AIM OF THE EXERCISE:
Write out the material again exactly, please, and omit the pictures.

Data records
::::::::::
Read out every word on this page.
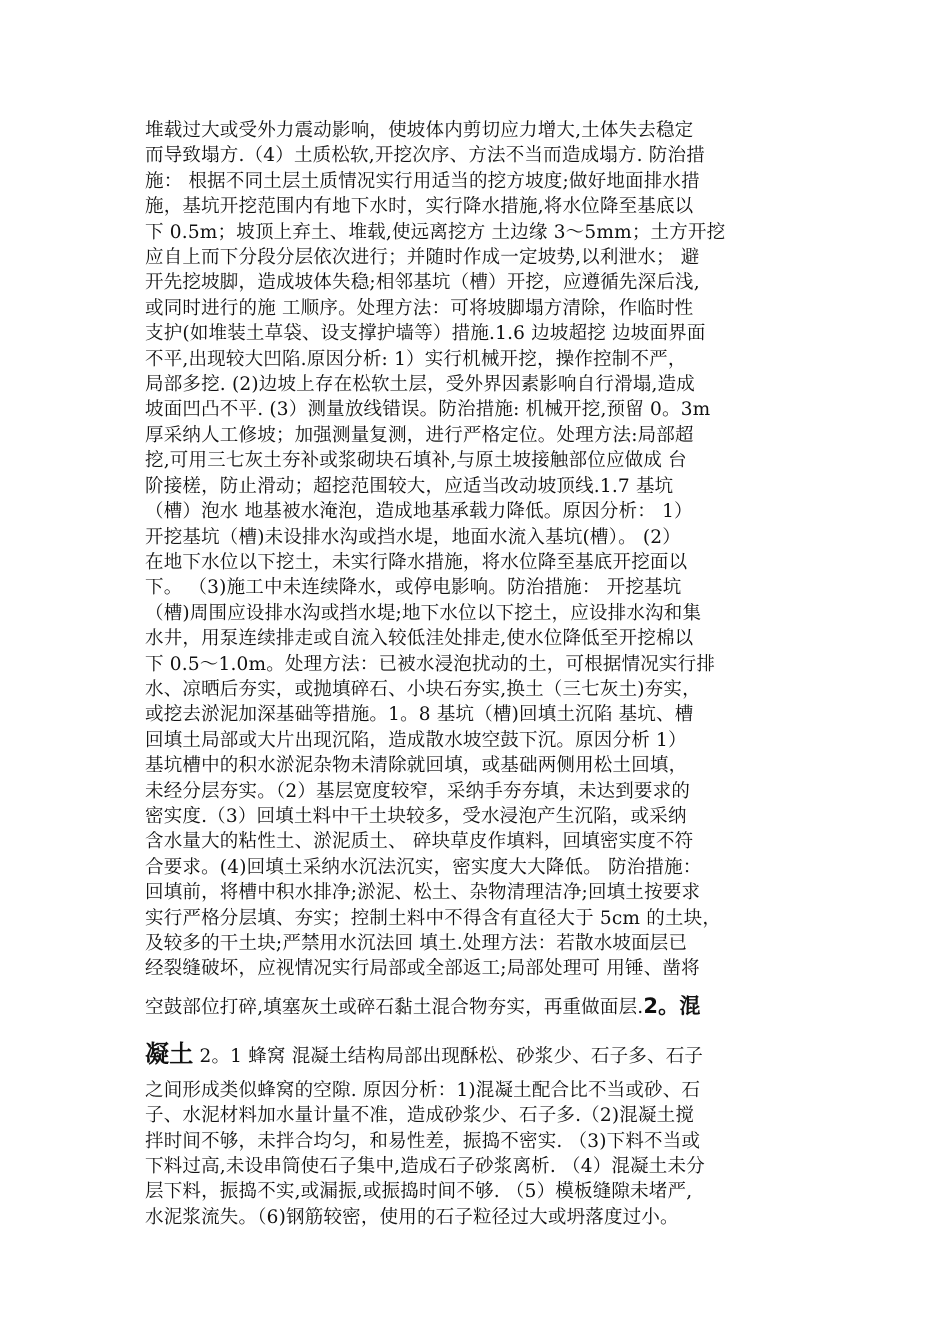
堆载过大或受外力震动影响，使坡体内剪切应力增大,土体失去稳定
而导致塌方.（4）土质松软,开挖次序、方法不当而造成塌方. 防治措
施： 根据不同土层土质情况实行用适当的挖方坡度;做好地面排水措
施，基坑开挖范围内有地下水时，实行降水措施,将水位降至基底以
下 0.5m；坡顶上弃土、堆载,使远离挖方 土边缘 3～5mm；土方开挖
应自上而下分段分层依次进行；并随时作成一定坡势,以利泄水； 避
开先挖坡脚，造成坡体失稳;相邻基坑（槽）开挖，应遵循先深后浅,
或同时进行的施 工顺序。处理方法：可将坡脚塌方清除，作临时性
支护(如堆装土草袋、设支撑护墙等）措施.1.6 边坡超挖 边坡面界面
不平,出现较大凹陷.原因分析: 1）实行机械开挖，操作控制不严，
局部多挖. (2)边坡上存在松软土层，受外界因素影响自行滑塌,造成
坡面凹凸不平. (3）测量放线错误。防治措施: 机械开挖,预留 0。3m
厚采纳人工修坡；加强测量复测，进行严格定位。处理方法:局部超
挖,可用三七灰土夯补或浆砌块石填补,与原土坡接触部位应做成 台
阶接槎，防止滑动；超挖范围较大，应适当改动坡顶线.1.7 基坑
（槽）泡水 地基被水淹泡，造成地基承载力降低。原因分析： 1）
开挖基坑（槽)未设排水沟或挡水堤，地面水流入基坑(槽）。 (2）
在地下水位以下挖土，未实行降水措施，将水位降至基底开挖面以
下。 （3)施工中未连续降水，或停电影响。防治措施： 开挖基坑
（槽)周围应设排水沟或挡水堤;地下水位以下挖土，应设排水沟和集
水井，用泵连续排走或自流入较低洼处排走,使水位降低至开挖棉以
下 0.5～1.0m。处理方法：已被水浸泡扰动的土，可根据情况实行排
水、凉晒后夯实，或抛填碎石、小块石夯实,换土（三七灰土)夯实，
或挖去淤泥加深基础等措施。1。8 基坑（槽)回填土沉陷 基坑、槽
回填土局部或大片出现沉陷，造成散水坡空鼓下沉。原因分析 1）
基坑槽中的积水淤泥杂物未清除就回填，或基础两侧用松土回填，
未经分层夯实。（2）基层宽度较窄，采纳手夯夯填，未达到要求的
密实度.（3）回填土料中干土块较多，受水浸泡产生沉陷，或采纳
含水量大的粘性土、淤泥质土、 碎块草皮作填料，回填密实度不符
合要求。(4)回填土采纳水沉法沉实，密实度大大降低。 防治措施：
回填前，将槽中积水排净;淤泥、松土、杂物清理洁净;回填土按要求
实行严格分层填、夯实；控制土料中不得含有直径大于 5cm 的土块，
及较多的干土块;严禁用水沉法回 填土.处理方法：若散水坡面层已
经裂缝破坏，应视情况实行局部或全部返工;局部处理可 用锤、凿将
空鼓部位打碎,填塞灰土或碎石黏土混合物夯实，再重做面层.2。混
凝土 2。1 蜂窝 混凝土结构局部出现酥松、砂浆少、石子多、石子
之间形成类似蜂窝的空隙. 原因分析：1)混凝土配合比不当或砂、石
子、水泥材料加水量计量不准，造成砂浆少、石子多.（2)混凝土搅
拌时间不够，未拌合均匀，和易性差，振捣不密实. （3)下料不当或
下料过高,未设串筒使石子集中,造成石子砂浆离析. （4）混凝土未分
层下料，振捣不实,或漏振,或振捣时间不够. （5）模板缝隙未堵严,
水泥浆流失。（6)钢筋较密，使用的石子粒径过大或坍落度过小。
::::::::::
EXERCISE RESPONSE:
Read out every word on this page.
堆载过大或受外力震动影响，使坡体内剪切应力增大,土体失去稳定
而导致塌方.（4）土质松软,开挖次序、方法不当而造成塌方. 防治措
施： 根据不同土层土质情况实行用适当的挖方坡度;做好地面排水措
施，基坑开挖范围内有地下水时，实行降水措施,将水位降至基底以
下 0.5m；坡顶上弃土、堆载,使远离挖方 土边缘 3～5mm；土方开挖
应自上而下分段分层依次进行；并随时作成一定坡势,以利泄水； 避
开先挖坡脚，造成坡体失稳;相邻基坑（槽）开挖，应遵循先深后浅,
或同时进行的施 工顺序。处理方法：可将坡脚塌方清除，作临时性
支护(如堆装土草袋、设支撑护墙等）措施.1.6 边坡超挖 边坡面界面
不平,出现较大凹陷.原因分析: 1）实行机械开挖，操作控制不严，
局部多挖. (2)边坡上存在松软土层，受外界因素影响自行滑塌,造成
坡面凹凸不平. (3）测量放线错误。防治措施: 机械开挖,预留 0。3m
厚采纳人工修坡；加强测量复测，进行严格定位。处理方法:局部超
挖,可用三七灰土夯补或浆砌块石填补,与原土坡接触部位应做成 台
阶接槎，防止滑动；超挖范围较大，应适当改动坡顶线.1.7 基坑
（槽）泡水 地基被水淹泡，造成地基承载力降低。原因分析： 1）
开挖基坑（槽)未设排水沟或挡水堤，地面水流入基坑(槽）。 (2）
在地下水位以下挖土，未实行降水措施，将水位降至基底开挖面以
下。 （3)施工中未连续降水，或停电影响。防治措施： 开挖基坑
（槽)周围应设排水沟或挡水堤;地下水位以下挖土，应设排水沟和集
水井，用泵连续排走或自流入较低洼处排走,使水位降低至开挖棉以
下 0.5～1.0m。处理方法：已被水浸泡扰动的土，可根据情况实行排
水、凉晒后夯实，或抛填碎石、小块石夯实,换土（三七灰土)夯实，
或挖去淤泥加深基础等措施。1。8 基坑（槽)回填土沉陷 基坑、槽
回填土局部或大片出现沉陷，造成散水坡空鼓下沉。原因分析 1）
基坑槽中的积水淤泥杂物未清除就回填，或基础两侧用松土回填，
未经分层夯实。（2）基层宽度较窄，采纳手夯夯填，未达到要求的
密实度.（3）回填土料中干土块较多，受水浸泡产生沉陷，或采纳
含水量大的粘性土、淤泥质土、 碎块草皮作填料，回填密实度不符
合要求。(4)回填土采纳水沉法沉实，密实度大大降低。 防治措施：
回填前，将槽中积水排净;淤泥、松土、杂物清理洁净;回填土按要求
实行严格分层填、夯实；控制土料中不得含有直径大于 5cm 的土块，
及较多的干土块;严禁用水沉法回 填土.处理方法：若散水坡面层已
经裂缝破坏，应视情况实行局部或全部返工;局部处理可 用锤、凿将
空鼓部位打碎,填塞灰土或碎石黏土混合物夯实，再重做面层.2。混
凝土 2。1 蜂窝 混凝土结构局部出现酥松、砂浆少、石子多、石子
之间形成类似蜂窝的空隙. 原因分析：1)混凝土配合比不当或砂、石
子、水泥材料加水量计量不准，造成砂浆少、石子多.（2)混凝土搅
拌时间不够，未拌合均匀，和易性差，振捣不密实. （3)下料不当或
下料过高,未设串筒使石子集中,造成石子砂浆离析. （4）混凝土未分
层下料，振捣不实,或漏振,或振捣时间不够. （5）模板缝隙未堵严,
水泥浆流失。（6)钢筋较密，使用的石子粒径过大或坍落度过小。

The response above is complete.